— Extracted data —
########
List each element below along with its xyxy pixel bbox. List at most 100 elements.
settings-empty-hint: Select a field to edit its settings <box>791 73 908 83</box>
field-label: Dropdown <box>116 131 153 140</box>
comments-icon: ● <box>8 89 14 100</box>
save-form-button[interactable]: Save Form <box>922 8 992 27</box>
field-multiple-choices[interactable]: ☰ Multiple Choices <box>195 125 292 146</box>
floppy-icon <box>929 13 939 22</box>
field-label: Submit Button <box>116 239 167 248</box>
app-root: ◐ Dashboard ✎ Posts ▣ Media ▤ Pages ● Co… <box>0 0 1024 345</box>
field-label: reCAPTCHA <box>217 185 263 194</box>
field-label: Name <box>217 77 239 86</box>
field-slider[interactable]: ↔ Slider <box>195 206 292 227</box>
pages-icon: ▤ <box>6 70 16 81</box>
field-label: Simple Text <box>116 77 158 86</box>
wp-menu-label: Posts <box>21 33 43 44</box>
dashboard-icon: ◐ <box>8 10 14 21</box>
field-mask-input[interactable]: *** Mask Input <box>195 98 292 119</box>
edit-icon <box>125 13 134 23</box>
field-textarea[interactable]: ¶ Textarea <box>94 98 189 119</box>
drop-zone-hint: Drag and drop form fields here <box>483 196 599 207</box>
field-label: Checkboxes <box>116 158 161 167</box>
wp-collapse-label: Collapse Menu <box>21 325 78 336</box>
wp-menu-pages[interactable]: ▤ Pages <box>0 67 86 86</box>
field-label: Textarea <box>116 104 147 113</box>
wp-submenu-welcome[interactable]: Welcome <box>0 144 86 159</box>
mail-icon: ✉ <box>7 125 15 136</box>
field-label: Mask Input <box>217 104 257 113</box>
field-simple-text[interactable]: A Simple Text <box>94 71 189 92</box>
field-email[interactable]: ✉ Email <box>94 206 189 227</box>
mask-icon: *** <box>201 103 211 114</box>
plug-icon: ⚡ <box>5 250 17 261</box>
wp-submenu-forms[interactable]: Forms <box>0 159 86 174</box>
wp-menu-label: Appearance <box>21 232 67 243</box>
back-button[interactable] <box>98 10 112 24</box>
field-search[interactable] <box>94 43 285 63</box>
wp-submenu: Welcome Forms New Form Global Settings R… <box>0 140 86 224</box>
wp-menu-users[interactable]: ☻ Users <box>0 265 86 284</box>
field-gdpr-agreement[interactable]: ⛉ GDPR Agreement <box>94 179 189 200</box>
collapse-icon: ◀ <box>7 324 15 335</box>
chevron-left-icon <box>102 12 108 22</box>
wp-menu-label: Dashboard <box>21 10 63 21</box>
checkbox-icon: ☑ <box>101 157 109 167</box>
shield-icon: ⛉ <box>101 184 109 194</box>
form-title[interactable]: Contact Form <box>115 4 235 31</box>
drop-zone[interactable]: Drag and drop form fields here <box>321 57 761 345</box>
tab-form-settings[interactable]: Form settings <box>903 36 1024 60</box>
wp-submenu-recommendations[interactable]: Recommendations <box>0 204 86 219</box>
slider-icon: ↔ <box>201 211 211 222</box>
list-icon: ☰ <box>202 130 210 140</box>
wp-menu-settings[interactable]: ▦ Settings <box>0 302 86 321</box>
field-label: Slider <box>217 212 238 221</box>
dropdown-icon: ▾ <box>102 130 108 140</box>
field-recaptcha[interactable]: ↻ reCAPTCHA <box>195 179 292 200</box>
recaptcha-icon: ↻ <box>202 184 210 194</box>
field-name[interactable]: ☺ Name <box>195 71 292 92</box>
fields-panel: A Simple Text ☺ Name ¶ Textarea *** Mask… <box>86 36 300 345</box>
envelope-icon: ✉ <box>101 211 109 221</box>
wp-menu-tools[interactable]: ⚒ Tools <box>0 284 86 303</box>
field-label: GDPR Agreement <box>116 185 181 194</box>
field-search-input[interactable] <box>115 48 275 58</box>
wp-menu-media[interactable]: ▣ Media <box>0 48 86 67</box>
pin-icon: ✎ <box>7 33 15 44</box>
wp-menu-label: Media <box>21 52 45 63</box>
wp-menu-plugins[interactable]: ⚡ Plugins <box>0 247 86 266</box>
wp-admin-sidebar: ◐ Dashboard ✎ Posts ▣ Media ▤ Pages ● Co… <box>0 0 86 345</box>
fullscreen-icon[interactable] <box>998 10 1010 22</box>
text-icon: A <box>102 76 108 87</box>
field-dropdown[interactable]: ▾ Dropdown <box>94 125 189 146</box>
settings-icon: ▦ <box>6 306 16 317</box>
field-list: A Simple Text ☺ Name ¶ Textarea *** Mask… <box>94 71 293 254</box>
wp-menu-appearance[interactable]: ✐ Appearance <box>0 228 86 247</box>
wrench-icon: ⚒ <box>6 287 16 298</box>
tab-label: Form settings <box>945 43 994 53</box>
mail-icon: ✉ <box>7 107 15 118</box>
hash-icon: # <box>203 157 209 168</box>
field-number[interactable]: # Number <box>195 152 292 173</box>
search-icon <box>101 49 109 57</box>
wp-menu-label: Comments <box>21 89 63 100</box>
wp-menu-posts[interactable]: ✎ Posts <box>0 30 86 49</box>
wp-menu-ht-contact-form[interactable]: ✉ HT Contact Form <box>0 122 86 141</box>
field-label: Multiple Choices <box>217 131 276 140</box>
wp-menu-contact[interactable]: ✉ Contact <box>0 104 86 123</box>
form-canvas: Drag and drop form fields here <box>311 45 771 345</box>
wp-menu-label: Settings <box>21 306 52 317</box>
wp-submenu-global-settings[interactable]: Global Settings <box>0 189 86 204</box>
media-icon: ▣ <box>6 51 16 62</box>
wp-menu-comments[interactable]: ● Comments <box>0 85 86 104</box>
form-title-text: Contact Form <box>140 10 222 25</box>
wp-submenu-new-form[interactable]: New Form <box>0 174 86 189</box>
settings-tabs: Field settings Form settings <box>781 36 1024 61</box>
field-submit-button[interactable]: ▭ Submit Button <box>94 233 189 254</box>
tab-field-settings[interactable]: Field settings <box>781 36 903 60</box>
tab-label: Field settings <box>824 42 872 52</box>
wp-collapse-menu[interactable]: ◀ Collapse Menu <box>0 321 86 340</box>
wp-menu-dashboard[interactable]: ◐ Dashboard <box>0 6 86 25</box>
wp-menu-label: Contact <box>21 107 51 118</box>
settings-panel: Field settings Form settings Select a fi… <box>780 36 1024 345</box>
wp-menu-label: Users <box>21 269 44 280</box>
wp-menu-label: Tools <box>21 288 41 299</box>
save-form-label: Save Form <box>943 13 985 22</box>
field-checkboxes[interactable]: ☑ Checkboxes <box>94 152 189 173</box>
########
— What to work on —
Copy everything from the start of the data down to the line containing "field-multiple-choices[interactable]: ☰ Multiple", both ends included, reproducing each line without change.

— Solution to this problem —
List each element below along with its xyxy pixel bbox. List at most 100 elements.
settings-empty-hint: Select a field to edit its settings <box>791 73 908 83</box>
field-label: Dropdown <box>116 131 153 140</box>
comments-icon: ● <box>8 89 14 100</box>
save-form-button[interactable]: Save Form <box>922 8 992 27</box>
field-multiple-choices[interactable]: ☰ Multiple Choices <box>195 125 292 146</box>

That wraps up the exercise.